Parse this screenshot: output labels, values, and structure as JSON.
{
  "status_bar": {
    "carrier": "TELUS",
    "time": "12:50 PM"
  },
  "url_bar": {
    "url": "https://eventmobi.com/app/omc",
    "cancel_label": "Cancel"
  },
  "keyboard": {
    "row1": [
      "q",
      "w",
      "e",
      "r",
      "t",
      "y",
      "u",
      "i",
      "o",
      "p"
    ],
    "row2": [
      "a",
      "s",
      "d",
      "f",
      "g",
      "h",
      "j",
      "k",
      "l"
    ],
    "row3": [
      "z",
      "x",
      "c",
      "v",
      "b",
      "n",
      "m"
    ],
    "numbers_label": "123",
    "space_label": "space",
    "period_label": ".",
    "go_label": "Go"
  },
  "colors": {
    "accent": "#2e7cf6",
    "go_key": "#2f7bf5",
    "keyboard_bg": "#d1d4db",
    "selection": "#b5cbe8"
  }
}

=====

Directions: Copy out the full material exactly as it appears.

Output for this task:
Parse this screenshot: output labels, values, and structure as JSON.
{
  "status_bar": {
    "carrier": "TELUS",
    "time": "12:50 PM"
  },
  "url_bar": {
    "url": "https://eventmobi.com/app/omc",
    "cancel_label": "Cancel"
  },
  "keyboard": {
    "row1": [
      "q",
      "w",
      "e",
      "r",
      "t",
      "y",
      "u",
      "i",
      "o",
      "p"
    ],
    "row2": [
      "a",
      "s",
      "d",
      "f",
      "g",
      "h",
      "j",
      "k",
      "l"
    ],
    "row3": [
      "z",
      "x",
      "c",
      "v",
      "b",
      "n",
      "m"
    ],
    "numbers_label": "123",
    "space_label": "space",
    "period_label": ".",
    "go_label": "Go"
  },
  "colors": {
    "accent": "#2e7cf6",
    "go_key": "#2f7bf5",
    "keyboard_bg": "#d1d4db",
    "selection": "#b5cbe8"
  }
}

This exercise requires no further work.